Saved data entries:
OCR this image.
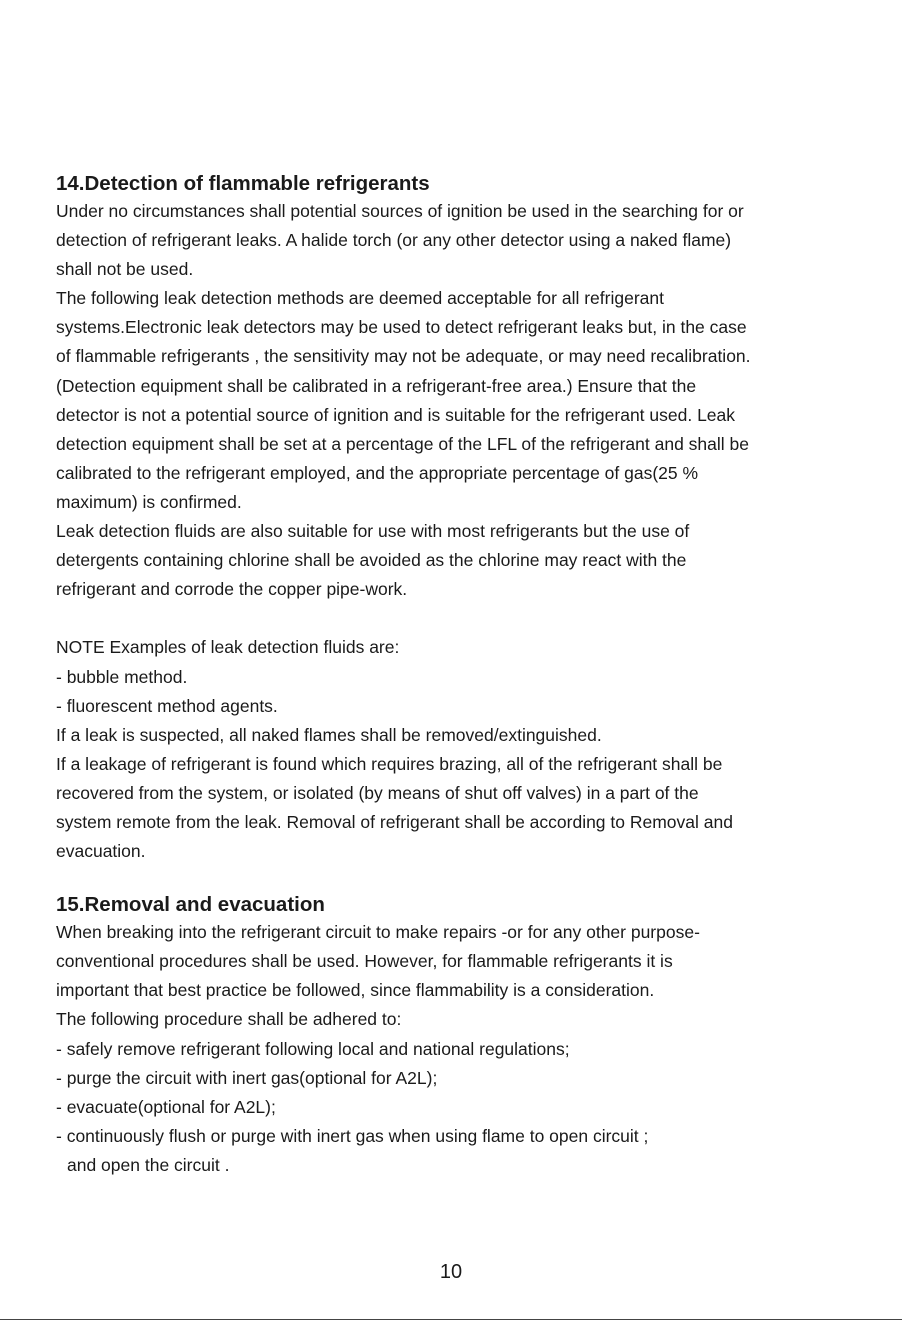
14.Detection of flammable refrigerants

Under no circumstances shall potential sources of ignition be used in the searching for or

detection of refrigerant leaks. A halide torch (or any other detector using a naked flame)

shall not be used.

The following leak detection methods are deemed acceptable for all refrigerant

systems.Electronic leak detectors may be used to detect refrigerant leaks but, in the case

of flammable refrigerants , the sensitivity may not be adequate, or may need recalibration.

(Detection equipment shall be calibrated in a refrigerant-free area.) Ensure that the

detector is not a potential source of ignition and is suitable for the refrigerant used. Leak

detection equipment shall be set at a percentage of the LFL of the refrigerant and shall be

calibrated to the refrigerant employed, and the appropriate percentage of gas(25 %

maximum) is confirmed.

Leak detection fluids are also suitable for use with most refrigerants but the use of

detergents containing chlorine shall be avoided as the chlorine may react with the

refrigerant and corrode the copper pipe-work.

NOTE Examples of leak detection fluids are:

- bubble method.

- fluorescent method agents.

If a leak is suspected, all naked flames shall be removed/extinguished.

If a leakage of refrigerant is found which requires brazing, all of the refrigerant shall be

recovered from the system, or isolated (by means of shut off valves) in a part of the

system remote from the leak. Removal of refrigerant shall be according to Removal and

evacuation.

15.Removal and evacuation

When breaking into the refrigerant circuit to make repairs -or for any other purpose-

conventional procedures shall be used. However, for flammable refrigerants it is

important that best practice be followed, since flammability is a consideration.

The following procedure shall be adhered to:

- safely remove refrigerant following local and national regulations;

- purge the circuit with inert gas(optional for A2L);

- evacuate(optional for A2L);

- continuously flush or purge with inert gas when using flame to open circuit ;

and open the circuit .

10
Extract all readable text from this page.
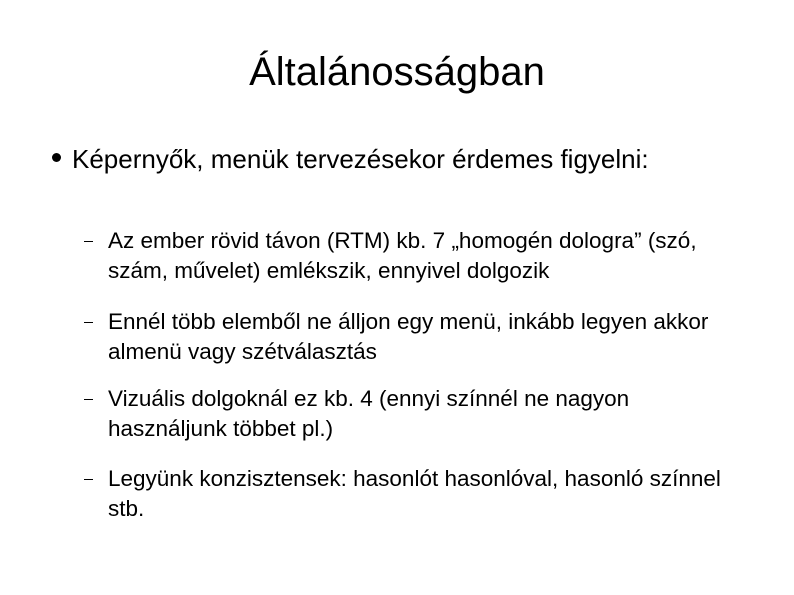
Általánosságban
Képernyők, menük tervezésekor érdemes figyelni:
Az ember rövid távon (RTM) kb. 7 „homogén dologra” (szó, szám, művelet) emlékszik, ennyivel dolgozik
Ennél több elemből ne álljon egy menü, inkább legyen akkor almenü vagy szétválasztás
Vizuális dolgoknál ez kb. 4 (ennyi színnél ne nagyon használjunk többet pl.)
Legyünk konzisztensek: hasonlót hasonlóval, hasonló színnel stb.
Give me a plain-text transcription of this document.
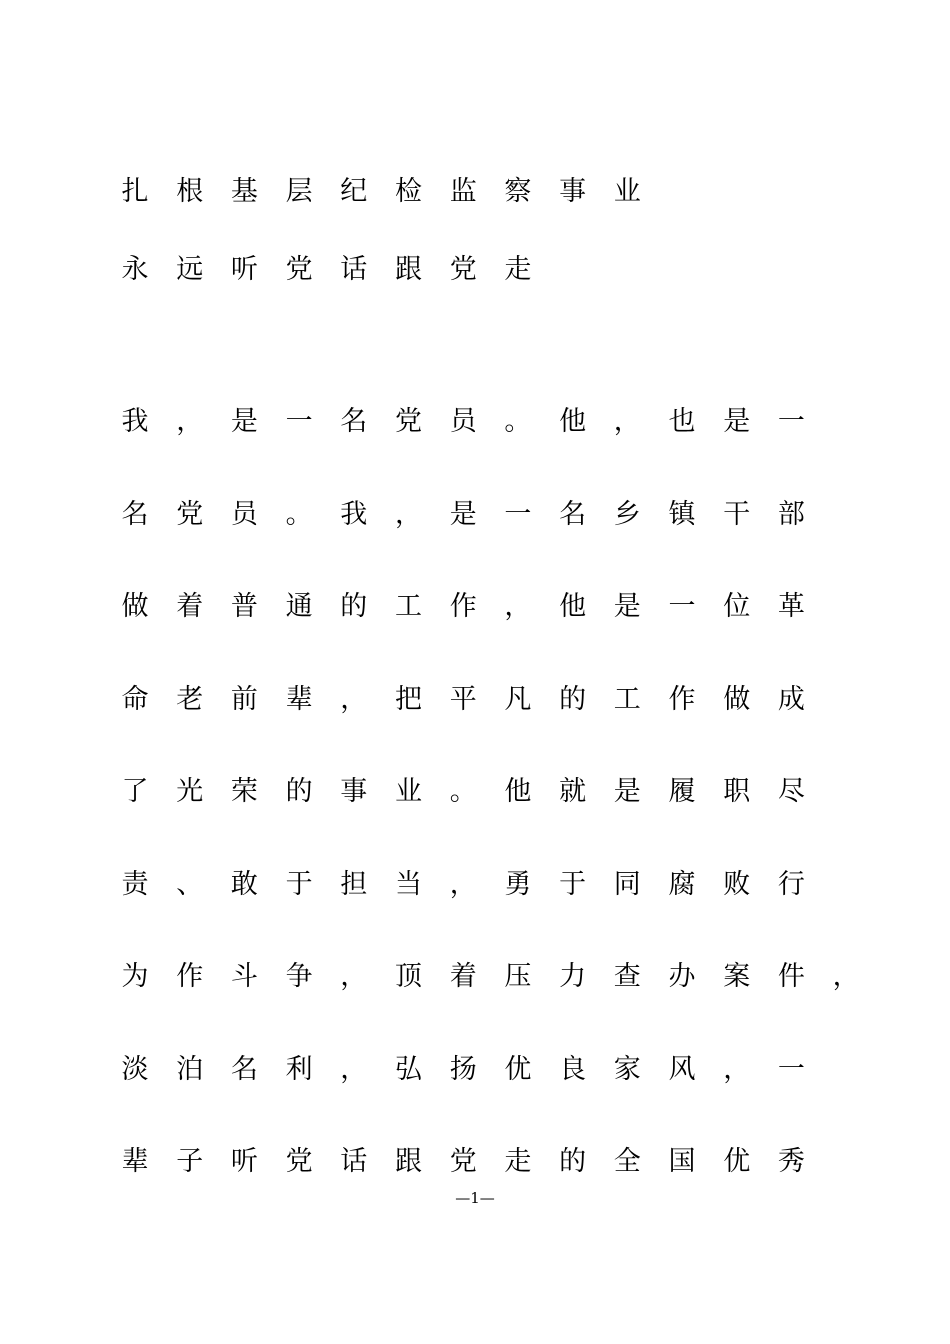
扎 根 基 层 纪 检 监 察 事 业
永 远 听 党 话 跟 党 走
我 ， 是 一 名 党 员 。 他 ， 也 是 一
名 党 员 。 我 ， 是 一 名 乡 镇 干 部
做 着 普 通 的 工 作 ， 他 是 一 位 革
命 老 前 辈 ， 把 平 凡 的 工 作 做 成
了 光 荣 的 事 业 。 他 就 是 履 职 尽
责 、 敢 于 担 当 ， 勇 于 同 腐 败 行
为 作 斗 争 ， 顶 着 压 力 查 办 案 件 ，
淡 泊 名 利 ， 弘 扬 优 良 家 风 ， 一
辈 子 听 党 话 跟 党 走 的 全 国 优 秀
—1—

Short exercise:
Output the data exactly. Pictures don't belong in the result.

Answer in full:
OCR this image.
14.Detection of flammable refrigerants

Under no circumstances shall potential sources of ignition be used in the searching for or

detection of refrigerant leaks. A halide torch (or any other detector using a naked flame)

shall not be used.

The following leak detection methods are deemed acceptable for all refrigerant

systems.Electronic leak detectors may be used to detect refrigerant leaks but, in the case

of flammable refrigerants , the sensitivity may not be adequate, or may need recalibration.

(Detection equipment shall be calibrated in a refrigerant-free area.) Ensure that the

detector is not a potential source of ignition and is suitable for the refrigerant used. Leak

detection equipment shall be set at a percentage of the LFL of the refrigerant and shall be

calibrated to the refrigerant employed, and the appropriate percentage of gas(25 %

maximum) is confirmed.

Leak detection fluids are also suitable for use with most refrigerants but the use of

detergents containing chlorine shall be avoided as the chlorine may react with the

refrigerant and corrode the copper pipe-work.

NOTE Examples of leak detection fluids are:

- bubble method.

- fluorescent method agents.

If a leak is suspected, all naked flames shall be removed/extinguished.

If a leakage of refrigerant is found which requires brazing, all of the refrigerant shall be

recovered from the system, or isolated (by means of shut off valves) in a part of the

system remote from the leak. Removal of refrigerant shall be according to Removal and

evacuation.

15.Removal and evacuation

When breaking into the refrigerant circuit to make repairs -or for any other purpose-

conventional procedures shall be used. However, for flammable refrigerants it is

important that best practice be followed, since flammability is a consideration.

The following procedure shall be adhered to:

- safely remove refrigerant following local and national regulations;

- purge the circuit with inert gas(optional for A2L);

- evacuate(optional for A2L);

- continuously flush or purge with inert gas when using flame to open circuit ;

and open the circuit .

10
Extract all readable text from this page.
Általánosságban
Képernyők, menük tervezésekor érdemes figyelni:
Az ember rövid távon (RTM) kb. 7 „homogén dologra” (szó, szám, művelet) emlékszik, ennyivel dolgozik
Ennél több elemből ne álljon egy menü, inkább legyen akkor almenü vagy szétválasztás
Vizuális dolgoknál ez kb. 4 (ennyi színnél ne nagyon használjunk többet pl.)
Legyünk konzisztensek: hasonlót hasonlóval, hasonló színnel stb.
Give me a plain-text transcription of this document.
扎 根 基 层 纪 检 监 察 事 业
永 远 听 党 话 跟 党 走
我 ， 是 一 名 党 员 。 他 ， 也 是 一
名 党 员 。 我 ， 是 一 名 乡 镇 干 部
做 着 普 通 的 工 作 ， 他 是 一 位 革
命 老 前 辈 ， 把 平 凡 的 工 作 做 成
了 光 荣 的 事 业 。 他 就 是 履 职 尽
责 、 敢 于 担 当 ， 勇 于 同 腐 败 行
为 作 斗 争 ， 顶 着 压 力 查 办 案 件 ，
淡 泊 名 利 ， 弘 扬 优 良 家 风 ， 一
辈 子 听 党 话 跟 党 走 的 全 国 优 秀
—1—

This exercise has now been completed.